Do this
Copy out all of the data exactly as it appears.

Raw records
---------------

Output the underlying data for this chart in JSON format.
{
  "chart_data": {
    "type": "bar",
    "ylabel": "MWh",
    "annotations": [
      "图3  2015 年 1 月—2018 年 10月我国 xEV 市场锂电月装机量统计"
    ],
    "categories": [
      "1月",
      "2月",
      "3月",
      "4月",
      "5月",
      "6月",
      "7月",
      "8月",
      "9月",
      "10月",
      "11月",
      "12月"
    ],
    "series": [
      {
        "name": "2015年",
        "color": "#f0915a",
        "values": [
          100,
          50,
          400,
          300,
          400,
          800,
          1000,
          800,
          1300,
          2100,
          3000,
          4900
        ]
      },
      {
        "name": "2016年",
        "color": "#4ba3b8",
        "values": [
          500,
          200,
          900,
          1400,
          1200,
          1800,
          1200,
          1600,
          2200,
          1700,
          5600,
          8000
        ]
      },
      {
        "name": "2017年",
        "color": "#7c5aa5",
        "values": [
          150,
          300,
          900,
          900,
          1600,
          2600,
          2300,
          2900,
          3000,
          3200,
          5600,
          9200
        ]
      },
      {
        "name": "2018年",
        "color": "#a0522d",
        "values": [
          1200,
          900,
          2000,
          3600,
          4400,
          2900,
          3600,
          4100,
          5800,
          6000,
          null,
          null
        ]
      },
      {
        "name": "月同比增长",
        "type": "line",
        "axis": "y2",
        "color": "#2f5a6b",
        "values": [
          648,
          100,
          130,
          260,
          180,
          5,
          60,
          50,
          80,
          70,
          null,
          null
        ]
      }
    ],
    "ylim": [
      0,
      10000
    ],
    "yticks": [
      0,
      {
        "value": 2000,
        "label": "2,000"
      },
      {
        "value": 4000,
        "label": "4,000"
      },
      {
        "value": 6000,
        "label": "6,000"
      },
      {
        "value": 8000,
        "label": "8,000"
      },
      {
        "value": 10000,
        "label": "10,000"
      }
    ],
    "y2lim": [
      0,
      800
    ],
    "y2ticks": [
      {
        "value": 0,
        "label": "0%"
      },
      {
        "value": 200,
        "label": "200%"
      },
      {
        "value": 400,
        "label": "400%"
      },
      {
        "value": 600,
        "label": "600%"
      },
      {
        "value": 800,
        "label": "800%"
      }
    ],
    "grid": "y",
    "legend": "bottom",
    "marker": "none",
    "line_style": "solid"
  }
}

---------------

Correct response
Output the underlying data for this chart in JSON format.
{
  "chart_data": {
    "type": "bar",
    "ylabel": "MWh",
    "annotations": [
      "图3  2015 年 1 月—2018 年 10月我国 xEV 市场锂电月装机量统计"
    ],
    "categories": [
      "1月",
      "2月",
      "3月",
      "4月",
      "5月",
      "6月",
      "7月",
      "8月",
      "9月",
      "10月",
      "11月",
      "12月"
    ],
    "series": [
      {
        "name": "2015年",
        "color": "#f0915a",
        "values": [
          100,
          50,
          400,
          300,
          400,
          800,
          1000,
          800,
          1300,
          2100,
          3000,
          4900
        ]
      },
      {
        "name": "2016年",
        "color": "#4ba3b8",
        "values": [
          500,
          200,
          900,
          1400,
          1200,
          1800,
          1200,
          1600,
          2200,
          1700,
          5600,
          8000
        ]
      },
      {
        "name": "2017年",
        "color": "#7c5aa5",
        "values": [
          150,
          300,
          900,
          900,
          1600,
          2600,
          2300,
          2900,
          3000,
          3200,
          5600,
          9200
        ]
      },
      {
        "name": "2018年",
        "color": "#a0522d",
        "values": [
          1200,
          900,
          2000,
          3600,
          4400,
          2900,
          3600,
          4100,
          5800,
          6000,
          null,
          null
        ]
      },
      {
        "name": "月同比增长",
        "type": "line",
        "axis": "y2",
        "color": "#2f5a6b",
        "values": [
          648,
          100,
          130,
          260,
          180,
          5,
          60,
          50,
          80,
          70,
          null,
          null
        ]
      }
    ],
    "ylim": [
      0,
      10000
    ],
    "yticks": [
      0,
      {
        "value": 2000,
        "label": "2,000"
      },
      {
        "value": 4000,
        "label": "4,000"
      },
      {
        "value": 6000,
        "label": "6,000"
      },
      {
        "value": 8000,
        "label": "8,000"
      },
      {
        "value": 10000,
        "label": "10,000"
      }
    ],
    "y2lim": [
      0,
      800
    ],
    "y2ticks": [
      {
        "value": 0,
        "label": "0%"
      },
      {
        "value": 200,
        "label": "200%"
      },
      {
        "value": 400,
        "label": "400%"
      },
      {
        "value": 600,
        "label": "600%"
      },
      {
        "value": 800,
        "label": "800%"
      }
    ],
    "grid": "y",
    "legend": "bottom",
    "marker": "none",
    "line_style": "solid"
  }
}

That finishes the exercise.